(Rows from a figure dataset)
= = =

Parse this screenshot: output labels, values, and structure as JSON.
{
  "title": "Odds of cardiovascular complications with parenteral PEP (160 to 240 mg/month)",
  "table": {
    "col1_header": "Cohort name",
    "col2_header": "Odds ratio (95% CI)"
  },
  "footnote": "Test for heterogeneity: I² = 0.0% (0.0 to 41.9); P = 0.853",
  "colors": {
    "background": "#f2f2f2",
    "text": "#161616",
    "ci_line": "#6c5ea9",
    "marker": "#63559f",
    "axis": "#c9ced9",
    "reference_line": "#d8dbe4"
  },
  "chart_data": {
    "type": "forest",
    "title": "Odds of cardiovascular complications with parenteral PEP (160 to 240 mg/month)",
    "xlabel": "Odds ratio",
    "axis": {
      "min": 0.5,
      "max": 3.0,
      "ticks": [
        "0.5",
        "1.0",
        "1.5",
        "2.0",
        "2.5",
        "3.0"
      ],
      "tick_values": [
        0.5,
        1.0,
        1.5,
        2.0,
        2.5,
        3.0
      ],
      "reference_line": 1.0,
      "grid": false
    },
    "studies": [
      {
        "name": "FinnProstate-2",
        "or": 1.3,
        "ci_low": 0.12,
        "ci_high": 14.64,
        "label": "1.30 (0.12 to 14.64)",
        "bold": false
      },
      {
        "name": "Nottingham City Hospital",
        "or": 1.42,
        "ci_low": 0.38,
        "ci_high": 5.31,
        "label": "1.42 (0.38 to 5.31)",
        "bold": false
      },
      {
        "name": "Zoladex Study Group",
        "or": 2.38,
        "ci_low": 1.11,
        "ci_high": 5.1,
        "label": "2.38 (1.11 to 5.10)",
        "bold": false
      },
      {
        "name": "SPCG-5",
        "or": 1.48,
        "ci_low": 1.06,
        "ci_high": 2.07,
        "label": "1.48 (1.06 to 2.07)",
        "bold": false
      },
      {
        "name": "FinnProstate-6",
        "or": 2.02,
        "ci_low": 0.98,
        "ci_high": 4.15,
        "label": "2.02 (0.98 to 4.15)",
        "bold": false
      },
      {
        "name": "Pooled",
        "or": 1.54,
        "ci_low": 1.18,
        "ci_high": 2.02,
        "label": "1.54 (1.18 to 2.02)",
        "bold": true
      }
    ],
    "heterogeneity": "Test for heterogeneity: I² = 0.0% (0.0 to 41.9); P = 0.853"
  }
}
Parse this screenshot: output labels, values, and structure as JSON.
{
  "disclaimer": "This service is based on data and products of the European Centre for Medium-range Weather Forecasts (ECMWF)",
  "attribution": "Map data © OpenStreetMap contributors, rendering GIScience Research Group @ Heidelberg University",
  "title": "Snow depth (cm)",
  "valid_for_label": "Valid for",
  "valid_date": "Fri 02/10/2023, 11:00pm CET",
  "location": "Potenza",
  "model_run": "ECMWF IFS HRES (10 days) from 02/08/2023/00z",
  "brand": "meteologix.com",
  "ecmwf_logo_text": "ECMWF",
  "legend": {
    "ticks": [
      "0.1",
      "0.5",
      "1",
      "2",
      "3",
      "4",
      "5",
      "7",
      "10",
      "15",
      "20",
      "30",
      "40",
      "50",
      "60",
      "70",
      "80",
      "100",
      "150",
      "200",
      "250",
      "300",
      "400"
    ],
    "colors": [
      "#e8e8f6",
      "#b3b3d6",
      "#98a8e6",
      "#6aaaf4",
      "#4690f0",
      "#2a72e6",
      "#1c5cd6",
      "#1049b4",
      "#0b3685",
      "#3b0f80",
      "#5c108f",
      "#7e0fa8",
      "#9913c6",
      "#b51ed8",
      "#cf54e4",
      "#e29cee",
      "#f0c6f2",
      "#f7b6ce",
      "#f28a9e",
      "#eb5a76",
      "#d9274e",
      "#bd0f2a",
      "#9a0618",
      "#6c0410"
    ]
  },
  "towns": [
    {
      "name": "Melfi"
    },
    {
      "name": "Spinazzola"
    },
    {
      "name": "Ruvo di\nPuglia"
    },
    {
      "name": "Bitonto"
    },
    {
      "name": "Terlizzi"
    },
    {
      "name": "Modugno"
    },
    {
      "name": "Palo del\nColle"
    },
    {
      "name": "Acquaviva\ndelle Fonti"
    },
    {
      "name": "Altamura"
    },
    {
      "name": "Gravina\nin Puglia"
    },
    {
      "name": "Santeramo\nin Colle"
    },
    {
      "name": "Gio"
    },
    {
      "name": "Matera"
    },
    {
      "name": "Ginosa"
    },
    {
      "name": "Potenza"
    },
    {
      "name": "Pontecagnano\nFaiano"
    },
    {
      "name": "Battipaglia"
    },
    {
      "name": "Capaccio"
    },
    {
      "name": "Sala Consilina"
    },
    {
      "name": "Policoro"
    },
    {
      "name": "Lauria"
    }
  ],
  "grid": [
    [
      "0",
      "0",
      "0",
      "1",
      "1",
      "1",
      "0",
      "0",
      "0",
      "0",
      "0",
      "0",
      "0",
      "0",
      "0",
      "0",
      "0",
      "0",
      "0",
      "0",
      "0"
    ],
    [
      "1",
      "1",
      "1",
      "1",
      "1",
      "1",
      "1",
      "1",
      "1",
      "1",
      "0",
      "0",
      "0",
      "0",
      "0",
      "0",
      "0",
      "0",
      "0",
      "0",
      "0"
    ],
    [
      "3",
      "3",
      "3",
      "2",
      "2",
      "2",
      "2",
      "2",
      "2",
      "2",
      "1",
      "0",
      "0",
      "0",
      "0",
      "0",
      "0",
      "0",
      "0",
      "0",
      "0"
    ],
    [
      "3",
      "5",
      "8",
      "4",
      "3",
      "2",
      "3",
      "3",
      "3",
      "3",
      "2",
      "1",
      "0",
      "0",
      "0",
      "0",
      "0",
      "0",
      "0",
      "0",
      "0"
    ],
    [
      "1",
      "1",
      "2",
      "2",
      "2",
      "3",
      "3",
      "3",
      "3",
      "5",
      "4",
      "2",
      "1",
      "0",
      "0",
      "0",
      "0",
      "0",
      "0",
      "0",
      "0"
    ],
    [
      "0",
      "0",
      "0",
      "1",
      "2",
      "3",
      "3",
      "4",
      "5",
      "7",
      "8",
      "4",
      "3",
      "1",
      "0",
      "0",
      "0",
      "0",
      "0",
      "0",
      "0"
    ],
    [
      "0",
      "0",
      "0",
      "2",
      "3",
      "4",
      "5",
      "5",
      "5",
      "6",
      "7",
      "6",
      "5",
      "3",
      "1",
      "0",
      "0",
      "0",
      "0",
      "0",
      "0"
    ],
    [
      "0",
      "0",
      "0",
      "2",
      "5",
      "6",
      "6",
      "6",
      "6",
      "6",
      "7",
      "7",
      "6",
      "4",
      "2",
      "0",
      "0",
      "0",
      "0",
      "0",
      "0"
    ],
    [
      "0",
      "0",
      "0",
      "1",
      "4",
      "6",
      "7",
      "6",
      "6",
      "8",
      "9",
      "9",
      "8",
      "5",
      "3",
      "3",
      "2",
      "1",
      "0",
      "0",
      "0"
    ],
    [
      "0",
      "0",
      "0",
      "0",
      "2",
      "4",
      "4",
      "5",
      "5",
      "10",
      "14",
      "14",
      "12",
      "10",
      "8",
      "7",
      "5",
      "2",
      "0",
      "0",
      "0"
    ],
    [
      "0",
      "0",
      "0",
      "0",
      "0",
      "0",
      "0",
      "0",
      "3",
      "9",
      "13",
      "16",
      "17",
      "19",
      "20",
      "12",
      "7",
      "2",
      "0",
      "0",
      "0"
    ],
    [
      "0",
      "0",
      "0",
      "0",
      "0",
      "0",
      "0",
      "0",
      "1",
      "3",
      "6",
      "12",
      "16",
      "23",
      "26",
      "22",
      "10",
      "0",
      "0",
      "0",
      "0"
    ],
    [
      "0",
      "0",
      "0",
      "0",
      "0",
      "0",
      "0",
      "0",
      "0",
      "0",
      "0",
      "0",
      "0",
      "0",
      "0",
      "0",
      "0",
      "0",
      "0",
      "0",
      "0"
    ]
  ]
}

= = =

Each line with the string "parenteral" in it needs to be found and copied.

◆ TASK ANSWER ◆
  "title": "Odds of cardiovascular complications with parenteral PEP (160 to 240 mg/month)",
    "title": "Odds of cardiovascular complications with parenteral PEP (160 to 240 mg/month)",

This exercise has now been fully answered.